What is required - Gather all lines in the data that hold the string "JSON".

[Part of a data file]
○ ○ ○ ○

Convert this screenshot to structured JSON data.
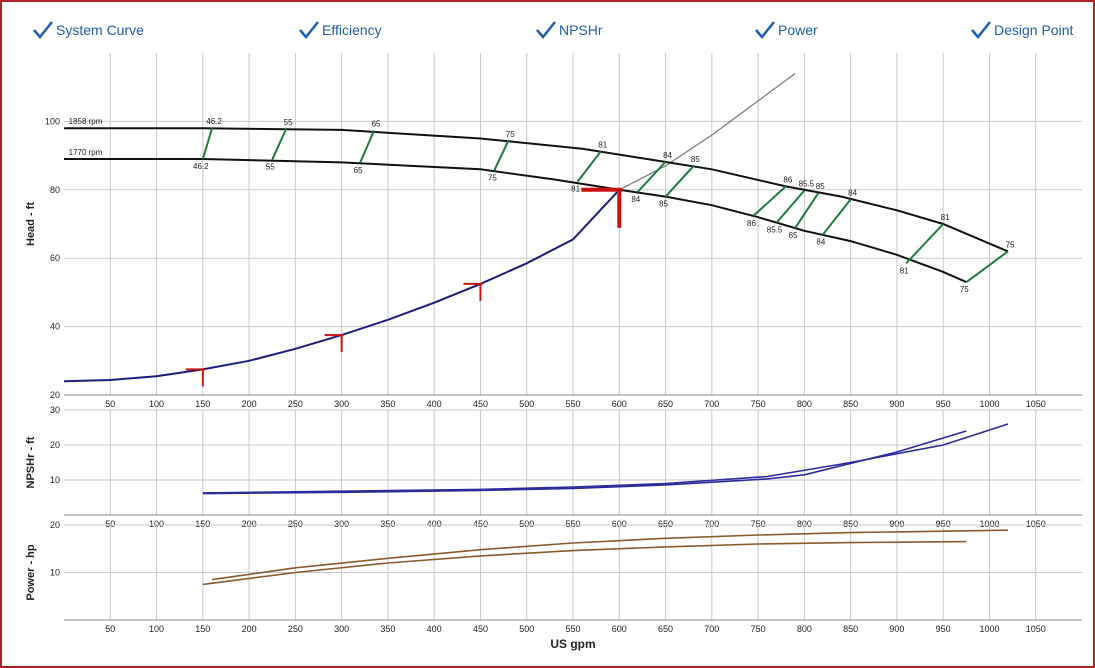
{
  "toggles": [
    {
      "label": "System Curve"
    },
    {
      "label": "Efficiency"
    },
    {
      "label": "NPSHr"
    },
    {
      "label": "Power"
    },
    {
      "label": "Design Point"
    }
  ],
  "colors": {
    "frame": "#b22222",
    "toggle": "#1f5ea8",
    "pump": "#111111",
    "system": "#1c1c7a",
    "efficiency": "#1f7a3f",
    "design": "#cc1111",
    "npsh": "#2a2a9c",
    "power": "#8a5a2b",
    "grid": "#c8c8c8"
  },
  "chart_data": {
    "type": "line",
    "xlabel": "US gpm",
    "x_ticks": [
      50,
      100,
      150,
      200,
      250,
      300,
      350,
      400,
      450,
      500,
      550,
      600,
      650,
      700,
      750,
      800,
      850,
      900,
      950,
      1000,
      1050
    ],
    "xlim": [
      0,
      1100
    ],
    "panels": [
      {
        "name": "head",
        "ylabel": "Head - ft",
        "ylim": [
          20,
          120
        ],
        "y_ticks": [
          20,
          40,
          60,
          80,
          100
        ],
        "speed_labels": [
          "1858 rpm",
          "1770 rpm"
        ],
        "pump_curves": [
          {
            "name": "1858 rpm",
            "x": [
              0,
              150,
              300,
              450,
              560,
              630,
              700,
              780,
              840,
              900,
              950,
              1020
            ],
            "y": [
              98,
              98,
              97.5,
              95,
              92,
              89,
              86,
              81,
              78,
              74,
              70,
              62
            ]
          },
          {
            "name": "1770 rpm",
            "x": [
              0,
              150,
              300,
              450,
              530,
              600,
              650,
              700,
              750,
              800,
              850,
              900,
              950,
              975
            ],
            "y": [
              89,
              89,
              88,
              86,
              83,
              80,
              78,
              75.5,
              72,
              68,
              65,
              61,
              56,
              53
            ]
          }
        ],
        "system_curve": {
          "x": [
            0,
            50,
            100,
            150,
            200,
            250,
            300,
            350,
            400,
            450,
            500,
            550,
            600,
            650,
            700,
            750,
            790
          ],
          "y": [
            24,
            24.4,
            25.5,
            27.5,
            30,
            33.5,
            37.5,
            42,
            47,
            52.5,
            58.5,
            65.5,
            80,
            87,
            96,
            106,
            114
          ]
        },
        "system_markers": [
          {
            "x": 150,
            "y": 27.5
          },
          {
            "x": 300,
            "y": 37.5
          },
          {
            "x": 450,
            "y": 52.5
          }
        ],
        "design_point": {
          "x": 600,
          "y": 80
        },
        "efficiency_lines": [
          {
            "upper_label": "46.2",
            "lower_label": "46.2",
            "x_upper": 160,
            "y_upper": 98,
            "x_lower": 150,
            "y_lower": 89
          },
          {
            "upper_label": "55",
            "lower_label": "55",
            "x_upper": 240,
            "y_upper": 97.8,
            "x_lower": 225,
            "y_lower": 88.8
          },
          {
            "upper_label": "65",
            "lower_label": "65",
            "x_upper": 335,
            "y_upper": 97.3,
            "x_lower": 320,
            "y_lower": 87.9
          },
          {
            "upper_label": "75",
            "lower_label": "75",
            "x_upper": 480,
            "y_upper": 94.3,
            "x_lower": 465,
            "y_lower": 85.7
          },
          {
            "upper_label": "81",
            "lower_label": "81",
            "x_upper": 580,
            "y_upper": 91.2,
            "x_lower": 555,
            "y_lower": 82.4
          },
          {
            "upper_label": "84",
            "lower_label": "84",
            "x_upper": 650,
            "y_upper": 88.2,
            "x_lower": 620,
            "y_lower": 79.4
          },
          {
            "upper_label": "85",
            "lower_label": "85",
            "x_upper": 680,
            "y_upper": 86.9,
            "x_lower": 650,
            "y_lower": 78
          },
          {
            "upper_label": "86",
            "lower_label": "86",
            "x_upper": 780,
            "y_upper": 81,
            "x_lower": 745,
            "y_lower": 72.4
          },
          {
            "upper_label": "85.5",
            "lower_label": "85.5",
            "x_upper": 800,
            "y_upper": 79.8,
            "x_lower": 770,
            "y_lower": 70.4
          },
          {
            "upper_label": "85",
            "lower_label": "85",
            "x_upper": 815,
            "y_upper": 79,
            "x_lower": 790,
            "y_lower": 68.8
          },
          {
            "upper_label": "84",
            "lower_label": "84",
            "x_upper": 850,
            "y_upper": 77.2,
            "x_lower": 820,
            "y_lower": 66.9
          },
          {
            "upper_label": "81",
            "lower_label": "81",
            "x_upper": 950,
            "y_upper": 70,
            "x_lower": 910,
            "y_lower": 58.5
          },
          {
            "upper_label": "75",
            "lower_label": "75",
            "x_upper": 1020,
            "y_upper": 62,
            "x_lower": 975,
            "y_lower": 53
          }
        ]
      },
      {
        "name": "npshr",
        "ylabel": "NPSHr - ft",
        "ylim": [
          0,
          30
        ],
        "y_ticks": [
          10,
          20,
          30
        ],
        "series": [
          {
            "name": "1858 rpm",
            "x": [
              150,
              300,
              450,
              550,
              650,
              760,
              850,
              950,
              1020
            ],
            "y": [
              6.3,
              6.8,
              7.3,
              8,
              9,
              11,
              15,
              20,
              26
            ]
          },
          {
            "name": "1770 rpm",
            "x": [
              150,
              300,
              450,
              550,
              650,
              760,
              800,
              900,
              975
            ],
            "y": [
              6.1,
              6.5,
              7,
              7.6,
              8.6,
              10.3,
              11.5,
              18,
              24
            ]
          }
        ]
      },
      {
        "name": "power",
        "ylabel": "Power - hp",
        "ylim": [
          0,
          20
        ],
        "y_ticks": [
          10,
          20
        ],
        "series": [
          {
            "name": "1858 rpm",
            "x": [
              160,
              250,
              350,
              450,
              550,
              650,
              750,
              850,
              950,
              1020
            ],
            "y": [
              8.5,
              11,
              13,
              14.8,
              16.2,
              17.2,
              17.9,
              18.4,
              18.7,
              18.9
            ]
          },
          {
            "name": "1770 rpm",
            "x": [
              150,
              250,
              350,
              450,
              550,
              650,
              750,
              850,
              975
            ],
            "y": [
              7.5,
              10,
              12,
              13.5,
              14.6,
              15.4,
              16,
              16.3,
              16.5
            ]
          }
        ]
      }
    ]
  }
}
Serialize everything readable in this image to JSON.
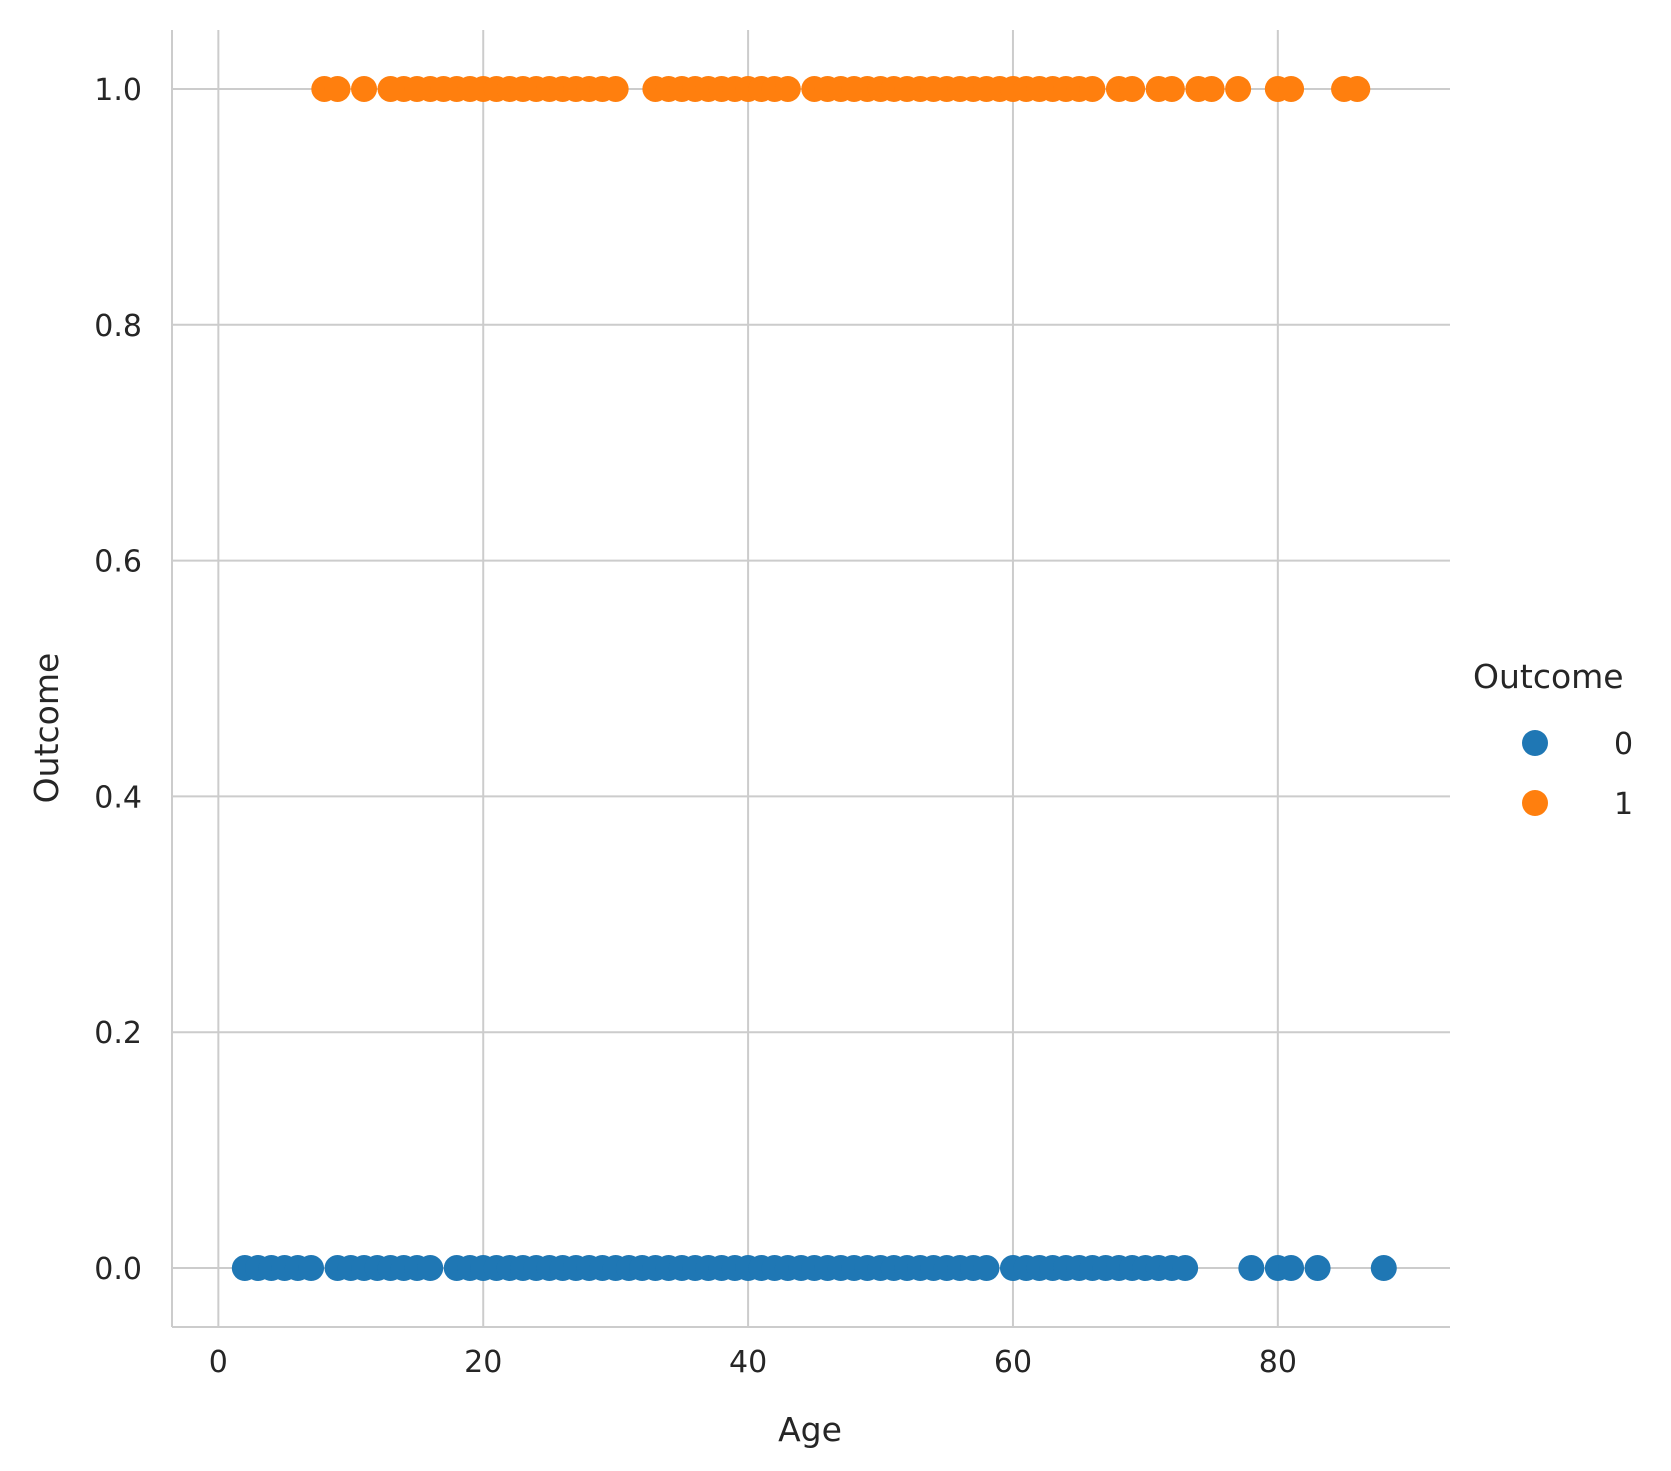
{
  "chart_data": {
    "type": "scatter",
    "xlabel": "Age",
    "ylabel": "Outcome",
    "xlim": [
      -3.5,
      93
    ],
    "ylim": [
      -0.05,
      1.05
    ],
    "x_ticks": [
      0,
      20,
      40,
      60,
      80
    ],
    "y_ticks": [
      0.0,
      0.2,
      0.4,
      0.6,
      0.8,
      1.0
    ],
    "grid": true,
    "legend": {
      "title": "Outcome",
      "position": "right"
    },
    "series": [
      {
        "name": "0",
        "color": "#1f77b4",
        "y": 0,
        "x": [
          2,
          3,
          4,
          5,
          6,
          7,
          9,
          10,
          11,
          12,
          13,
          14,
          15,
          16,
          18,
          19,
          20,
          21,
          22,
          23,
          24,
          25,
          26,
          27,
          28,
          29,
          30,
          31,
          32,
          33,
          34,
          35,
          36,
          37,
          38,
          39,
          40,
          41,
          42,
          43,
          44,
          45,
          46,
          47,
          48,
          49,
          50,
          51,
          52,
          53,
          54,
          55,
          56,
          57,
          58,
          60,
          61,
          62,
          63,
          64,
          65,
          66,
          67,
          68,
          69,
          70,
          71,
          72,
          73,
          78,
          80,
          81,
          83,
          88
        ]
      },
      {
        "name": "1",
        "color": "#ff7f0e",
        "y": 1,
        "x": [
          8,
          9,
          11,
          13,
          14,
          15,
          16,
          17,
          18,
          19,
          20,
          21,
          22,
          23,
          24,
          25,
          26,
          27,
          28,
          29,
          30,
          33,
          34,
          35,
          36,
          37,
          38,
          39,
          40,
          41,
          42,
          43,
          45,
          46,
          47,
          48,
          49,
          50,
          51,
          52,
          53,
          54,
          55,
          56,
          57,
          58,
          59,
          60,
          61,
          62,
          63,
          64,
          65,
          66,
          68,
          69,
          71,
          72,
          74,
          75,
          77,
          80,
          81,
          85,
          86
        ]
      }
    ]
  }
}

○ ○ ○ ○

Answer to the exercise -
Convert this screenshot to structured JSON data.
Serialize everything readable in this image to JSON.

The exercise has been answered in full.